Instrucción de trabajo A
En la columna sobre el paso del tiempo, ¿cuántos años cumplió quien escribe el 9 de marzo?
Instrucción de trabajo B
Prosigue la columna sobre el paso del tiempo a partir de su último párrafo.

El pasado 9 de marzo cumplí treinta años. El cambio de década trajo aparejado, al menos desde mi experiencia, un gran cimbronazo. Sin embargo, quédese tranquilo, lector: no pretendo que la nota que está leyendo sea una catarsis personal sobre cómo siento en el cuerpo el cambio de década, sino más bien espero que estas palabras sean un pensar en conjunto, entre dos o más -quien sabe- el paso del tiempo y su fugacidad en el espacio.
Hace algunos meses escribí, para este mismo diario, una columna sobre “la juventud, aquel tesoro preciado” -título que lleva la misma- que vamos perdiendo con los años. Esta juventud que pareciera no perderse nunca, sujetada a las salidas de media tarde o nocturnas, al grupo de amigos y a alguna pareja ocasional, en algún momento se pierden en la nebulosa.
Pero esta pérdida que el sujeto atraviesa mediante elaboraciones, identificaciones y desidentificaciones costosas, en trayectorias superpuestas y entrelazadas, se complejiza aún más cuando desconocemos cuándo comenzó ese proceso. Ese origen -término que acuña más de un sentido en nuestra historia- toma un lugar preponderante porque da cuenta del inicio (o el fin) de algo que se nos escapa, que resulta necesario simbolizar para seguir construyendo y deconstruyendo ese duelo.

Listado suministrado
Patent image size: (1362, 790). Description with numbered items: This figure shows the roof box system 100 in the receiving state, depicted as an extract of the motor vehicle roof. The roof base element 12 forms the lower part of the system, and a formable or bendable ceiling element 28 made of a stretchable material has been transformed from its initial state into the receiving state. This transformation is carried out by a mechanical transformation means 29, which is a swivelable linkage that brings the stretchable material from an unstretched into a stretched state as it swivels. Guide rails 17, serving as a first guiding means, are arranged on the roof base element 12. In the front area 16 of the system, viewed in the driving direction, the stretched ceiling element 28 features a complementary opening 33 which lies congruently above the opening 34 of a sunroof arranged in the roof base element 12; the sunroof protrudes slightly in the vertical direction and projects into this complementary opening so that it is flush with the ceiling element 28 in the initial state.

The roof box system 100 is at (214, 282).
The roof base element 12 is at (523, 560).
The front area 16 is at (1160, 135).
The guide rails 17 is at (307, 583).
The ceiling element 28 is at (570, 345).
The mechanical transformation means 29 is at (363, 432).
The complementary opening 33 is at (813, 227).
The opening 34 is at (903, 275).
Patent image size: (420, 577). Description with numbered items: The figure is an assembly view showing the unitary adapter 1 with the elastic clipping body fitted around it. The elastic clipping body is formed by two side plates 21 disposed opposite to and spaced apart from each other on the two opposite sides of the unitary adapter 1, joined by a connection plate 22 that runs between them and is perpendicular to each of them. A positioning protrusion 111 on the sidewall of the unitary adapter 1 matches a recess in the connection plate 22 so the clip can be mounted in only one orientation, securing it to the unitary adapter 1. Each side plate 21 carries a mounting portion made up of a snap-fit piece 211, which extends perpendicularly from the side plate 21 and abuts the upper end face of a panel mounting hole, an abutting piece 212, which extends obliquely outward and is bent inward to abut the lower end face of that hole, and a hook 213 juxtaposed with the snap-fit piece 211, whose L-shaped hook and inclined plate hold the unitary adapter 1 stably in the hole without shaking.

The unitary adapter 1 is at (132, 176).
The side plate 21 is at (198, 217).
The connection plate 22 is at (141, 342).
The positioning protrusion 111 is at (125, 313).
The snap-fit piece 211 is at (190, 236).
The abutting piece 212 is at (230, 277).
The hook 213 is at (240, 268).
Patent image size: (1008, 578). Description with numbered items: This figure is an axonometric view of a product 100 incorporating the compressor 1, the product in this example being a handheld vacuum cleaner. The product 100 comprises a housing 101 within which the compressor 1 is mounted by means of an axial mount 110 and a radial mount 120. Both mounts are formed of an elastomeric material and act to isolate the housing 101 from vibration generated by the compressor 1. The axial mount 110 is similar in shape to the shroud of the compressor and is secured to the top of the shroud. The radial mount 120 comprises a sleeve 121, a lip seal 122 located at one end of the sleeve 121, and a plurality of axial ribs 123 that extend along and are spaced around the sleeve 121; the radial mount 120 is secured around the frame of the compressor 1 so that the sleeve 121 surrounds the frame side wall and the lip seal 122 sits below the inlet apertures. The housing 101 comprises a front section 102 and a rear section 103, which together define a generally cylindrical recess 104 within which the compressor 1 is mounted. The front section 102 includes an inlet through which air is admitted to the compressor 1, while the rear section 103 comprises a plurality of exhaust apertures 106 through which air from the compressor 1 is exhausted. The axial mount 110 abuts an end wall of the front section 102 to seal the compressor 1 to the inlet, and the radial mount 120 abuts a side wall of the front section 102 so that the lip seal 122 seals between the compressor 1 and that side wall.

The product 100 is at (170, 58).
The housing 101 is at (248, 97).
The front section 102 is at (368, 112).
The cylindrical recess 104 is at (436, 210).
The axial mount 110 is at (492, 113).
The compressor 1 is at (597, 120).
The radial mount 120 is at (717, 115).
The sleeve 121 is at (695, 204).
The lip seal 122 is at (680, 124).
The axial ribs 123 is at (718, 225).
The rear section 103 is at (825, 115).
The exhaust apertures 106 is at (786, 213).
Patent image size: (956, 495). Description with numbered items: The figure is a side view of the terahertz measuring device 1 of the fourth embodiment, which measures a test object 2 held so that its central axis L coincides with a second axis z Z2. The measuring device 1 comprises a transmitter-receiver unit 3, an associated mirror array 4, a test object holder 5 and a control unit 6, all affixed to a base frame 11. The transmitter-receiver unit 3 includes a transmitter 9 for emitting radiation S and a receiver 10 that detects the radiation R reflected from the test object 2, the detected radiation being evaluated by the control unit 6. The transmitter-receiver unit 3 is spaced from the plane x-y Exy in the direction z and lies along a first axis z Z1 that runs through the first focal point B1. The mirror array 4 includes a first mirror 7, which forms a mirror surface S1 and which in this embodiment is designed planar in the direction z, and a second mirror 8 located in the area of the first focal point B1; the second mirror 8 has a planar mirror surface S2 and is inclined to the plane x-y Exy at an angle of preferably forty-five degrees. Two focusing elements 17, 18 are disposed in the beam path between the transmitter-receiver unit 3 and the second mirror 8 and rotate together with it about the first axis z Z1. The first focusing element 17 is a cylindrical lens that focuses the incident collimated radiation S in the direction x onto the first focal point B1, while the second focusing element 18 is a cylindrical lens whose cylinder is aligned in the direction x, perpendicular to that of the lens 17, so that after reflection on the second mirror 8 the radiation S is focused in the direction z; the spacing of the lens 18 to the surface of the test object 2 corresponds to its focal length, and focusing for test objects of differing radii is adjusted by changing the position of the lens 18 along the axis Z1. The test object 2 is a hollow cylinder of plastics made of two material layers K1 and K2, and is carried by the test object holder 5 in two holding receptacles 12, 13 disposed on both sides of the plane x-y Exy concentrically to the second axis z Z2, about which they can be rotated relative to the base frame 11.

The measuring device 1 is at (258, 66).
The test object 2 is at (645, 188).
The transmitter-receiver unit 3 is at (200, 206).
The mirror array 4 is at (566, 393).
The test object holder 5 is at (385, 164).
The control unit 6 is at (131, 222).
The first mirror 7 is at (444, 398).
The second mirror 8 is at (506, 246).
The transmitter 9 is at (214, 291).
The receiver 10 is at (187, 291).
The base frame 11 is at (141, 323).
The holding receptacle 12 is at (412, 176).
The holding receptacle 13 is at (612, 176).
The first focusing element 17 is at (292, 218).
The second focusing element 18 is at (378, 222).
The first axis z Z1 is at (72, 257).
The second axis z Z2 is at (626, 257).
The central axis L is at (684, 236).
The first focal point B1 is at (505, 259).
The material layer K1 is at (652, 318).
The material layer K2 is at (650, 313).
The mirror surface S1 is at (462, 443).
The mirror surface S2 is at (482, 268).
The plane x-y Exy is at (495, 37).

Respuesta escrita A
Treinta años.

Respuesta escrita B
Es aquí que los procesos psíquicos son singulares para cada cual y que la temporalidad desde un punto de vista cronológico, de linealidad, no explica ni es suficiente para pensar la condición humana desde un sistema abierto, como plantea el psicoanalista Luis Hornstein. Por ello, deshabitar las costumbres que practicábamos a determinada edad, por otras, produce impactos subjetivos en el cuerpo, duelos a trabajar, reposicionamientos frente al objeto y nuevos roles.
La concepción de tiempo como un ente que se regula a sí mismo es insuficiente si buscamos aprehender la experiencia del ser humano en un período determinado. El tiempo, que se asemeja en apariencia a una línea fugaz y sin interrupciones, en realidad carga consigo un complejo tramado de historizaciones y de vivencias que serán necesarias poner en disputa, para tomar así un rol activo, que nos convierta en protagonistas de esos cambios que acaecen a la conciencia.
Así, las experiencias intra e intersubjetivas que se viven en el pasaje de un estadío a otro del desarrollo -con nosotros mismos y con los demás- pueden presentarse como un inicio de ese síntoma, de ese movimiento a transitar.
Es decir, parafraseando a Fernando Uribarri, estas experiencias que implican un adentro y un afuera en permanente tensión habilitan un territorio nuevo de significaciones, que, lejos de ser un proceso patologizante, representan una oportunidad para el devenir de la vida.